What is needed: Every line that contains the word "android" should be copied.

Provided material:
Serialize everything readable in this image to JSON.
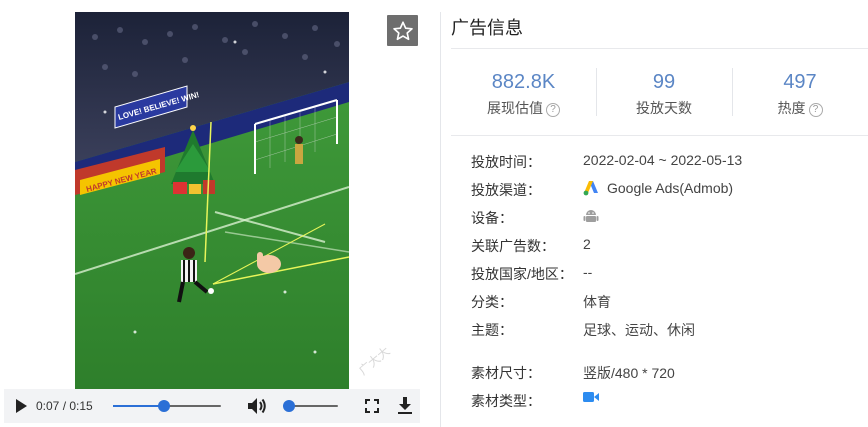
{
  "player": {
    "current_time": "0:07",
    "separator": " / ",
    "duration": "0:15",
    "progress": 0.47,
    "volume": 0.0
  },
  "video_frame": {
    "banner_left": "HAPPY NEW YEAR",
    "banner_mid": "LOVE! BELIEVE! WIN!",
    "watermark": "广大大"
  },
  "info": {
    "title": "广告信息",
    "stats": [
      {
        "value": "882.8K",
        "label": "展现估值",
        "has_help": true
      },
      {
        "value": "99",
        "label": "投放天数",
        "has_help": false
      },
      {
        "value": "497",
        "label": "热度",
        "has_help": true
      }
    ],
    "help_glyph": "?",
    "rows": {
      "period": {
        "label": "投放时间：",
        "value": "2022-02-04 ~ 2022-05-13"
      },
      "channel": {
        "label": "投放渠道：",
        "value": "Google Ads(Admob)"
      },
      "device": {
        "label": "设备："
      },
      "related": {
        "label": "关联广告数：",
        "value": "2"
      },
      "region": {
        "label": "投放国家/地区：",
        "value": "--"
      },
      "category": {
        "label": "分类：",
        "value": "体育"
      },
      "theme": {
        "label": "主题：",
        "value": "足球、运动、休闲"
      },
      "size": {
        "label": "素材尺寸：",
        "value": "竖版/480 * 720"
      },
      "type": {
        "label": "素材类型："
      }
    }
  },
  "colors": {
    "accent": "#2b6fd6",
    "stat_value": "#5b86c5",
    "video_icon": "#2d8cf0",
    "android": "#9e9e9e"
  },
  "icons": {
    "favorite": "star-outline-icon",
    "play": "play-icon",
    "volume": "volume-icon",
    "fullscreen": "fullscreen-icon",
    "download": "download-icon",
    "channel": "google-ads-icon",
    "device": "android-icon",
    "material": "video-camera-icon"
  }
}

* * *

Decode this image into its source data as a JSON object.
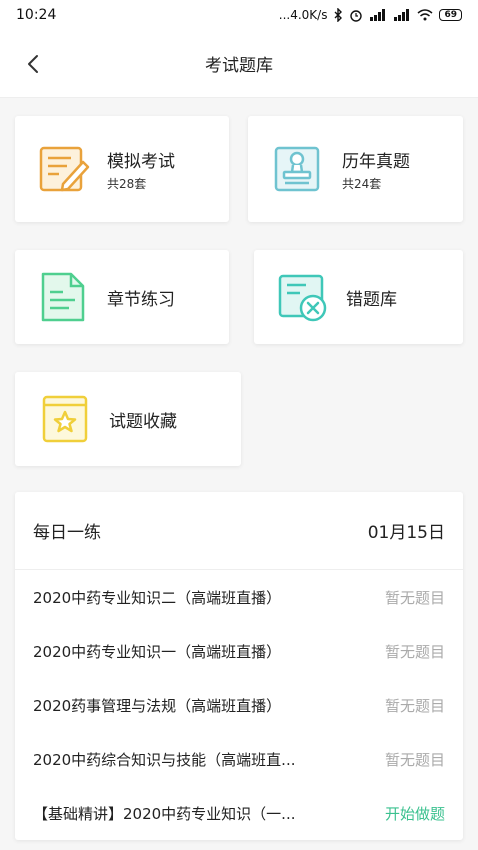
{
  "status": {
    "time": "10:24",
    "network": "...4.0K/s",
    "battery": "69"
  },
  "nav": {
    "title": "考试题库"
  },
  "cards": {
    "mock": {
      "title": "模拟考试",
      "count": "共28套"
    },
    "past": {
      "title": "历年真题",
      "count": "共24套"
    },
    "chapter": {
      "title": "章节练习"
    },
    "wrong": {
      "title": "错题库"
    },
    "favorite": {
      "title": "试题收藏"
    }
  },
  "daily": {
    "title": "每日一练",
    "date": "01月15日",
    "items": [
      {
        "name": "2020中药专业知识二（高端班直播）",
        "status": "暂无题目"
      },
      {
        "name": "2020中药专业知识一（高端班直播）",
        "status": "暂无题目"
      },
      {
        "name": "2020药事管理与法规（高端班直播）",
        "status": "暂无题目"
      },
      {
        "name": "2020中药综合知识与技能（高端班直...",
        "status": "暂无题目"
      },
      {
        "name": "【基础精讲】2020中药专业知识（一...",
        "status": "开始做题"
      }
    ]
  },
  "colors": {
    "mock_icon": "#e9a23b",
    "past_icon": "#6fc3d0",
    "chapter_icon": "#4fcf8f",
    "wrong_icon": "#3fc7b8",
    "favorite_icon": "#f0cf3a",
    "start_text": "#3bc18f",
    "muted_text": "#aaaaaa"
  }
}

Task answer:
    "android": "#9e9e9e"
    "device": "android-icon",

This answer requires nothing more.